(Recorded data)
_ _ _ _ _ _ _

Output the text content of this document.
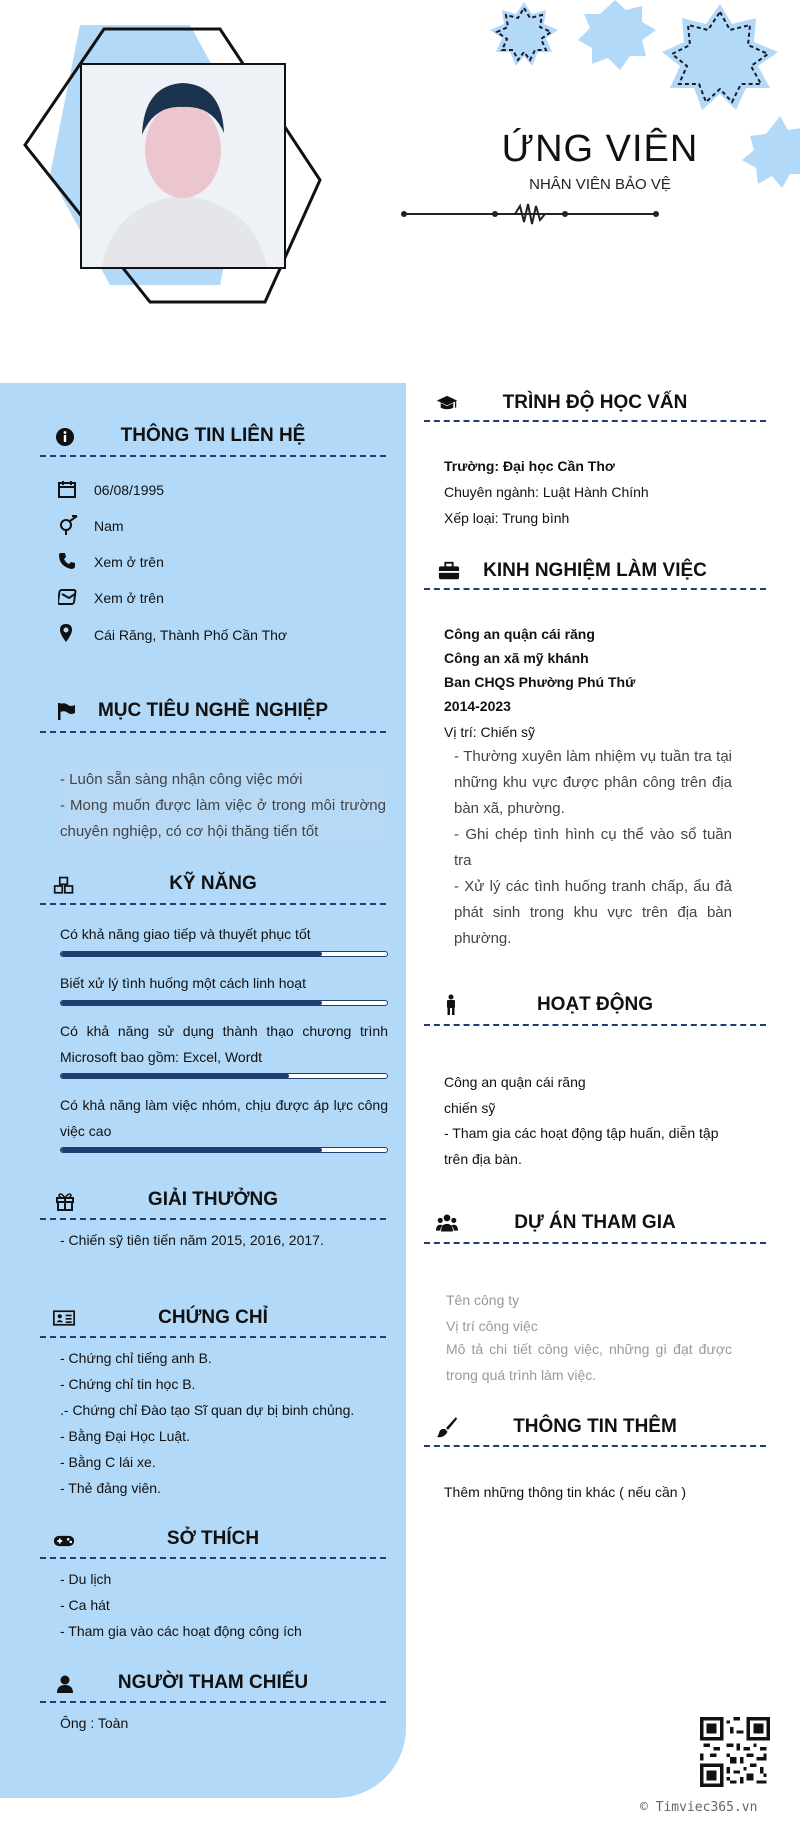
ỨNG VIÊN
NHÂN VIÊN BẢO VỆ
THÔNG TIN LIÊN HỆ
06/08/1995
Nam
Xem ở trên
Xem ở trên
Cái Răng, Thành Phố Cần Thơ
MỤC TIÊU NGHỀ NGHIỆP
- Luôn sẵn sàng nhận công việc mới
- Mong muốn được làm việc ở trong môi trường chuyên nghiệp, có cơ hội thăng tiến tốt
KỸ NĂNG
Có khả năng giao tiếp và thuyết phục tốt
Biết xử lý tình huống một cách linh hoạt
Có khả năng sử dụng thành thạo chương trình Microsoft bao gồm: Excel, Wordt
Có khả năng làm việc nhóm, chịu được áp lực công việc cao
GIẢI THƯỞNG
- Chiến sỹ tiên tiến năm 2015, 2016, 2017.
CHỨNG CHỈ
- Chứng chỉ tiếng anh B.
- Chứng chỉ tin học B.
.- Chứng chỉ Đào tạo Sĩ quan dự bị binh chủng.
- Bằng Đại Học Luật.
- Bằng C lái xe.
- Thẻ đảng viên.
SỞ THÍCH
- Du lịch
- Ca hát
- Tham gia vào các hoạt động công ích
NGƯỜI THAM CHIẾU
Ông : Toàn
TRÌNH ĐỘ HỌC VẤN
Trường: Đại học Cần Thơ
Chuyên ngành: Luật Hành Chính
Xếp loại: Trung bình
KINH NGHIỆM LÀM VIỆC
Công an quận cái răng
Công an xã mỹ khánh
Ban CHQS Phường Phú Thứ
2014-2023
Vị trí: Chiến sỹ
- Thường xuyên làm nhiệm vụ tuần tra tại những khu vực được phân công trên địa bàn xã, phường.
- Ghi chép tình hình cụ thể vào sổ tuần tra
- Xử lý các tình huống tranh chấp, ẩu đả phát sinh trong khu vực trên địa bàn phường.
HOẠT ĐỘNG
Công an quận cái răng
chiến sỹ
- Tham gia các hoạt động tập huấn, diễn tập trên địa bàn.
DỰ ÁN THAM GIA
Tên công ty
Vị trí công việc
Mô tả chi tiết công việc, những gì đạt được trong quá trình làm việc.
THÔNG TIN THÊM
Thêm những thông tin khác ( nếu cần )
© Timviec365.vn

_ _ _ _ _ _ _

▸ **TASK**
Omit every picture, then repeat the remaining data exactly as it appears above.

▸ **FULL SOLUTION**
Output the text content of this document.
ỨNG VIÊN
NHÂN VIÊN BẢO VỆ
THÔNG TIN LIÊN HỆ
06/08/1995
Nam
Xem ở trên
Xem ở trên
Cái Răng, Thành Phố Cần Thơ
MỤC TIÊU NGHỀ NGHIỆP
- Luôn sẵn sàng nhận công việc mới
- Mong muốn được làm việc ở trong môi trường chuyên nghiệp, có cơ hội thăng tiến tốt
KỸ NĂNG
Có khả năng giao tiếp và thuyết phục tốt
Biết xử lý tình huống một cách linh hoạt
Có khả năng sử dụng thành thạo chương trình Microsoft bao gồm: Excel, Wordt
Có khả năng làm việc nhóm, chịu được áp lực công việc cao
GIẢI THƯỞNG
- Chiến sỹ tiên tiến năm 2015, 2016, 2017.
CHỨNG CHỈ
- Chứng chỉ tiếng anh B.
- Chứng chỉ tin học B.
.- Chứng chỉ Đào tạo Sĩ quan dự bị binh chủng.
- Bằng Đại Học Luật.
- Bằng C lái xe.
- Thẻ đảng viên.
SỞ THÍCH
- Du lịch
- Ca hát
- Tham gia vào các hoạt động công ích
NGƯỜI THAM CHIẾU
Ông : Toàn
TRÌNH ĐỘ HỌC VẤN
Trường: Đại học Cần Thơ
Chuyên ngành: Luật Hành Chính
Xếp loại: Trung bình
KINH NGHIỆM LÀM VIỆC
Công an quận cái răng
Công an xã mỹ khánh
Ban CHQS Phường Phú Thứ
2014-2023
Vị trí: Chiến sỹ
- Thường xuyên làm nhiệm vụ tuần tra tại những khu vực được phân công trên địa bàn xã, phường.
- Ghi chép tình hình cụ thể vào sổ tuần tra
- Xử lý các tình huống tranh chấp, ẩu đả phát sinh trong khu vực trên địa bàn phường.
HOẠT ĐỘNG
Công an quận cái răng
chiến sỹ
- Tham gia các hoạt động tập huấn, diễn tập trên địa bàn.
DỰ ÁN THAM GIA
Tên công ty
Vị trí công việc
Mô tả chi tiết công việc, những gì đạt được trong quá trình làm việc.
THÔNG TIN THÊM
Thêm những thông tin khác ( nếu cần )
© Timviec365.vn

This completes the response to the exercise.